**Raw data:**
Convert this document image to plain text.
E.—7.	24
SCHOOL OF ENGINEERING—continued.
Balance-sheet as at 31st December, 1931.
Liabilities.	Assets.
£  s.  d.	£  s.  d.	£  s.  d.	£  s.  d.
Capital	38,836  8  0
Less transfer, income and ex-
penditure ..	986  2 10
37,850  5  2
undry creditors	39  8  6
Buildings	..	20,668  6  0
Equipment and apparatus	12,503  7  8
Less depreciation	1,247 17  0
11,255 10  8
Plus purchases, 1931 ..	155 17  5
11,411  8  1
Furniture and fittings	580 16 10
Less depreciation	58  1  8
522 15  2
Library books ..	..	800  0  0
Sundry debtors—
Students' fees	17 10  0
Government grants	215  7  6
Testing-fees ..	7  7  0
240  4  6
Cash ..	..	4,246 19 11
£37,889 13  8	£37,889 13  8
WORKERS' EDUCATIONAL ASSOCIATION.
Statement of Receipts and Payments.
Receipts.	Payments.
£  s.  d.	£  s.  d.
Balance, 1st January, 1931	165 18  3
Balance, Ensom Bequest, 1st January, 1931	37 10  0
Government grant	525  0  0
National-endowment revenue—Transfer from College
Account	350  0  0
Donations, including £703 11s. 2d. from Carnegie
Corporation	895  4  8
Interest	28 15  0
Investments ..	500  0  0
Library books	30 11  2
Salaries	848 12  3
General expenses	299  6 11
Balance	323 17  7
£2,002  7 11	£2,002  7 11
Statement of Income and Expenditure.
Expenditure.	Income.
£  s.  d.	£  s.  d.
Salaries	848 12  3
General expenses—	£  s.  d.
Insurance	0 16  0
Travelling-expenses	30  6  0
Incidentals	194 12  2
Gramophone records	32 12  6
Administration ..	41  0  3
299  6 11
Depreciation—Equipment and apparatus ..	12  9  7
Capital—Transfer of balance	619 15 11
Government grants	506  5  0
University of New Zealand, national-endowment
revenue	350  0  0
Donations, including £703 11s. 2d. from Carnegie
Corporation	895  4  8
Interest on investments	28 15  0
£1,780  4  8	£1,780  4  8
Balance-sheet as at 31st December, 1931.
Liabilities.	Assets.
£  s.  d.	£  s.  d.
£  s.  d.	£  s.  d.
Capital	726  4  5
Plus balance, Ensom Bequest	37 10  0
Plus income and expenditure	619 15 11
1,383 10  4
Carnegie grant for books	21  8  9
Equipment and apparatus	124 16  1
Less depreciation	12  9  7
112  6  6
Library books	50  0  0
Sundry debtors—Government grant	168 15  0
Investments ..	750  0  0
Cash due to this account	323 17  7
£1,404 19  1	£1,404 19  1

**To be done:**
Write out the data again, exactly and in full.

**Response to the exercise:**
Convert this document image to plain text.
E.—7.	24
SCHOOL OF ENGINEERING—continued.
Balance-sheet as at 31st December, 1931.
Liabilities.	Assets.
£  s.  d.	£  s.  d.	£  s.  d.	£  s.  d.
Capital	38,836  8  0
Less transfer, income and ex-
penditure ..	986  2 10
37,850  5  2
undry creditors	39  8  6
Buildings	..	20,668  6  0
Equipment and apparatus	12,503  7  8
Less depreciation	1,247 17  0
11,255 10  8
Plus purchases, 1931 ..	155 17  5
11,411  8  1
Furniture and fittings	580 16 10
Less depreciation	58  1  8
522 15  2
Library books ..	..	800  0  0
Sundry debtors—
Students' fees	17 10  0
Government grants	215  7  6
Testing-fees ..	7  7  0
240  4  6
Cash ..	..	4,246 19 11
£37,889 13  8	£37,889 13  8
WORKERS' EDUCATIONAL ASSOCIATION.
Statement of Receipts and Payments.
Receipts.	Payments.
£  s.  d.	£  s.  d.
Balance, 1st January, 1931	165 18  3
Balance, Ensom Bequest, 1st January, 1931	37 10  0
Government grant	525  0  0
National-endowment revenue—Transfer from College
Account	350  0  0
Donations, including £703 11s. 2d. from Carnegie
Corporation	895  4  8
Interest	28 15  0
Investments ..	500  0  0
Library books	30 11  2
Salaries	848 12  3
General expenses	299  6 11
Balance	323 17  7
£2,002  7 11	£2,002  7 11
Statement of Income and Expenditure.
Expenditure.	Income.
£  s.  d.	£  s.  d.
Salaries	848 12  3
General expenses—	£  s.  d.
Insurance	0 16  0
Travelling-expenses	30  6  0
Incidentals	194 12  2
Gramophone records	32 12  6
Administration ..	41  0  3
299  6 11
Depreciation—Equipment and apparatus ..	12  9  7
Capital—Transfer of balance	619 15 11
Government grants	506  5  0
University of New Zealand, national-endowment
revenue	350  0  0
Donations, including £703 11s. 2d. from Carnegie
Corporation	895  4  8
Interest on investments	28 15  0
£1,780  4  8	£1,780  4  8
Balance-sheet as at 31st December, 1931.
Liabilities.	Assets.
£  s.  d.	£  s.  d.
£  s.  d.	£  s.  d.
Capital	726  4  5
Plus balance, Ensom Bequest	37 10  0
Plus income and expenditure	619 15 11
1,383 10  4
Carnegie grant for books	21  8  9
Equipment and apparatus	124 16  1
Less depreciation	12  9  7
112  6  6
Library books	50  0  0
Sundry debtors—Government grant	168 15  0
Investments ..	750  0  0
Cash due to this account	323 17  7
£1,404 19  1	£1,404 19  1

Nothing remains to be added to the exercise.